§ WHAT THIS TASK INVOLVES: From the listing below, return each line that includes "ffffff".

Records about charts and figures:

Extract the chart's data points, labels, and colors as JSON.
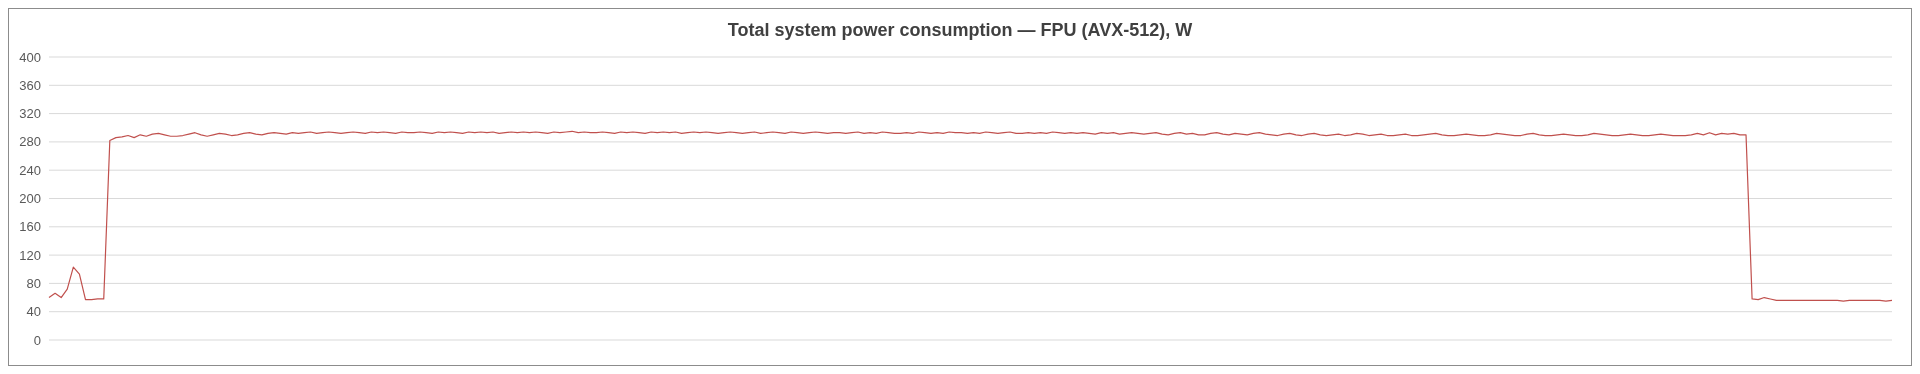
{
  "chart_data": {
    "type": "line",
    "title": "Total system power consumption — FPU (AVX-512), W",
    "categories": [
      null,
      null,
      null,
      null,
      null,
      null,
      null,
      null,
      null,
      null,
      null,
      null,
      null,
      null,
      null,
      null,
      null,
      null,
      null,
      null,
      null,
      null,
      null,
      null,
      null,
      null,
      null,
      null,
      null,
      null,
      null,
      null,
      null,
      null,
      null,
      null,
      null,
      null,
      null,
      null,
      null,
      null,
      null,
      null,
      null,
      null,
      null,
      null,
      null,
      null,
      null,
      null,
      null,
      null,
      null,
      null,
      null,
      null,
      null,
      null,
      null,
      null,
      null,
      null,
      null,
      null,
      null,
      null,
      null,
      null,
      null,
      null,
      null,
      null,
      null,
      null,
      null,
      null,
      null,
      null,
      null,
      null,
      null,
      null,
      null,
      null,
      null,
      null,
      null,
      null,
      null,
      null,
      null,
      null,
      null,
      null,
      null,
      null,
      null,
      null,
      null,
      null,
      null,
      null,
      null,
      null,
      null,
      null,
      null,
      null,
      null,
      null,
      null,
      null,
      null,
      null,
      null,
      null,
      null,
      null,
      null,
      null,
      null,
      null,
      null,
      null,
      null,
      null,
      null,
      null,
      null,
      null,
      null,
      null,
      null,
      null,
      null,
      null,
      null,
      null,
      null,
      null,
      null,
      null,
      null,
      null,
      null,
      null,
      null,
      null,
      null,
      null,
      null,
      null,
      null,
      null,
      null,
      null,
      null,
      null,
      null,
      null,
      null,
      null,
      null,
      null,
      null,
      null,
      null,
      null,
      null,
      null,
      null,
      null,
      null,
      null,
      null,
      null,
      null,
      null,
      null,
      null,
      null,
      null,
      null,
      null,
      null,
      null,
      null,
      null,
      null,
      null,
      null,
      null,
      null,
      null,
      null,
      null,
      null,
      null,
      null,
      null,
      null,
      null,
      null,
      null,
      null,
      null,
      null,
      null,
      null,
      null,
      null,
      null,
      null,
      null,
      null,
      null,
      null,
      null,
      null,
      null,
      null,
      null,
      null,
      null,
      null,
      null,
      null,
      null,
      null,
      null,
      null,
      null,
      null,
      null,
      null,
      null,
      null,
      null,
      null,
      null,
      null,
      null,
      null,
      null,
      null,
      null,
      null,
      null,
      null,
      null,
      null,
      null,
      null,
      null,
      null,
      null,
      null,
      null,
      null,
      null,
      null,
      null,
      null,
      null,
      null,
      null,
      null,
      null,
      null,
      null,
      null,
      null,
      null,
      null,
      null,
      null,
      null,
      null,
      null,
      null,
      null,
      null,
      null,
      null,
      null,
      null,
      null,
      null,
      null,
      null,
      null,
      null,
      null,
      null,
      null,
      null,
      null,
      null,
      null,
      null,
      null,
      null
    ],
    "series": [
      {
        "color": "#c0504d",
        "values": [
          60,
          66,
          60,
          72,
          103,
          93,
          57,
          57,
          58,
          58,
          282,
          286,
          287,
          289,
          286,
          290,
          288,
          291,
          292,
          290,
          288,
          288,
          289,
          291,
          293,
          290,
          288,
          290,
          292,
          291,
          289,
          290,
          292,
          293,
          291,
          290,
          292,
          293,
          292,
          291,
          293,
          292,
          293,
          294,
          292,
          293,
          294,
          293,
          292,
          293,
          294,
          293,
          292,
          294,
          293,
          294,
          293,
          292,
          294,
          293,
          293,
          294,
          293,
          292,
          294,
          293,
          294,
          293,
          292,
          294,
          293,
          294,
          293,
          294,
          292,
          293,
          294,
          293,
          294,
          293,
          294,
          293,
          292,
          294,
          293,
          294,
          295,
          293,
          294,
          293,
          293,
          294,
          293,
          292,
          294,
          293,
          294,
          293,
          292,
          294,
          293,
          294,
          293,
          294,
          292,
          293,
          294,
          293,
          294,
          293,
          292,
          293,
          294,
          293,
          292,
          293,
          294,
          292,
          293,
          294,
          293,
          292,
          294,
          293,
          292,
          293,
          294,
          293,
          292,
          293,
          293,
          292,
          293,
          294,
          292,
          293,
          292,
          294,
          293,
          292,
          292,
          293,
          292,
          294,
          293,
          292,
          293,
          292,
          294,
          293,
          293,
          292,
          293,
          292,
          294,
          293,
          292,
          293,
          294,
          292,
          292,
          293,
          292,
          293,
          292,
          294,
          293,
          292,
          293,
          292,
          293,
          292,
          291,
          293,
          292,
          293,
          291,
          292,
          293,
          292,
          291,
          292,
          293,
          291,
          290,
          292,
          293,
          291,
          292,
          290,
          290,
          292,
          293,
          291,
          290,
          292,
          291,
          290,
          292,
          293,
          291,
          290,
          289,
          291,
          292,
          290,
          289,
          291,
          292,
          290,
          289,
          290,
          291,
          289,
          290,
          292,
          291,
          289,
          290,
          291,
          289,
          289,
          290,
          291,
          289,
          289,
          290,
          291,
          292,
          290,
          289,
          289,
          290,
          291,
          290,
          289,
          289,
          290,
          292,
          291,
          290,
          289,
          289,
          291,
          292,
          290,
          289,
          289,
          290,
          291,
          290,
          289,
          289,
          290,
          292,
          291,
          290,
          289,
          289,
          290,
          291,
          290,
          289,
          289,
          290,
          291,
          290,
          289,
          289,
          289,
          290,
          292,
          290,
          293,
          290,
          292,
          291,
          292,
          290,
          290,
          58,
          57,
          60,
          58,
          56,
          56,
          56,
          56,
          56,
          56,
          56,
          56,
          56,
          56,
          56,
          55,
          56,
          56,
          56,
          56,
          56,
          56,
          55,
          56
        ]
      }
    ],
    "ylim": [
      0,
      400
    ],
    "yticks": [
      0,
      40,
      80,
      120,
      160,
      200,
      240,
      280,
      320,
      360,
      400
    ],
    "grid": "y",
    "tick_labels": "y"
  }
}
...
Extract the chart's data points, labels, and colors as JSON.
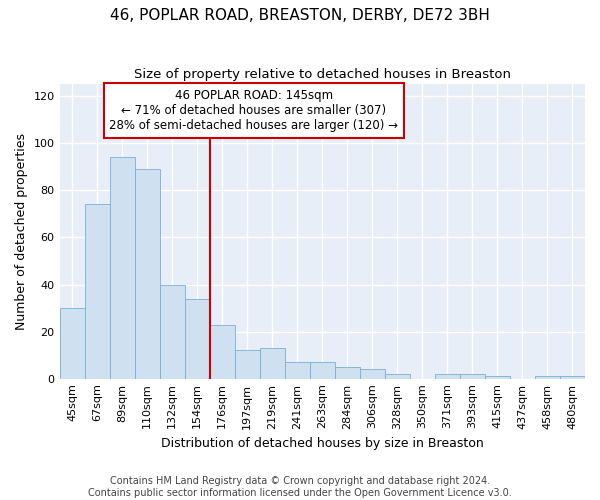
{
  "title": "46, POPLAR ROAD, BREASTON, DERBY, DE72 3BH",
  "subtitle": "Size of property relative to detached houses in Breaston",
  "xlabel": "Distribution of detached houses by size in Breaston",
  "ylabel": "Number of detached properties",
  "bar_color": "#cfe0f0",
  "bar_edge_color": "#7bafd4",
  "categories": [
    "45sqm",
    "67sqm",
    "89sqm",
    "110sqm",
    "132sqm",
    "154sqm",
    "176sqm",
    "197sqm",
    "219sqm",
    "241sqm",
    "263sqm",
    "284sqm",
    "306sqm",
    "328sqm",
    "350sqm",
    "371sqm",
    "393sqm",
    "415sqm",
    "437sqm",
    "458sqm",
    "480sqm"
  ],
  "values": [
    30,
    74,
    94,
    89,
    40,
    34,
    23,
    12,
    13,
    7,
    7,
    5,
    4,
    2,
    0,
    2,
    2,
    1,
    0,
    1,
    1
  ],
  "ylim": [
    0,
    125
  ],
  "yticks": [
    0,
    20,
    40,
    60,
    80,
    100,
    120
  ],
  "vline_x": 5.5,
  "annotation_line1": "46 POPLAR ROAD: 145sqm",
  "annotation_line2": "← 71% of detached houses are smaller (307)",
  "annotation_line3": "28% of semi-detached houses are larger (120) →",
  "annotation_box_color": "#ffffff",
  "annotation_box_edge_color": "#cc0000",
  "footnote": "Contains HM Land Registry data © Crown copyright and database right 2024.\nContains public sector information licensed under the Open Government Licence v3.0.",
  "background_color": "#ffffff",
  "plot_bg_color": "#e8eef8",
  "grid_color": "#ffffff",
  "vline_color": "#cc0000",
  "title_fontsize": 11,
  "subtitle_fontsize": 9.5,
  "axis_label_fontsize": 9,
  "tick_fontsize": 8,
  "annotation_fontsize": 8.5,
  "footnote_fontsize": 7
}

§ TASK ANSWER:
  "annotation_box_color": "#ffffff",
  "background_color": "#ffffff",
  "grid_color": "#ffffff",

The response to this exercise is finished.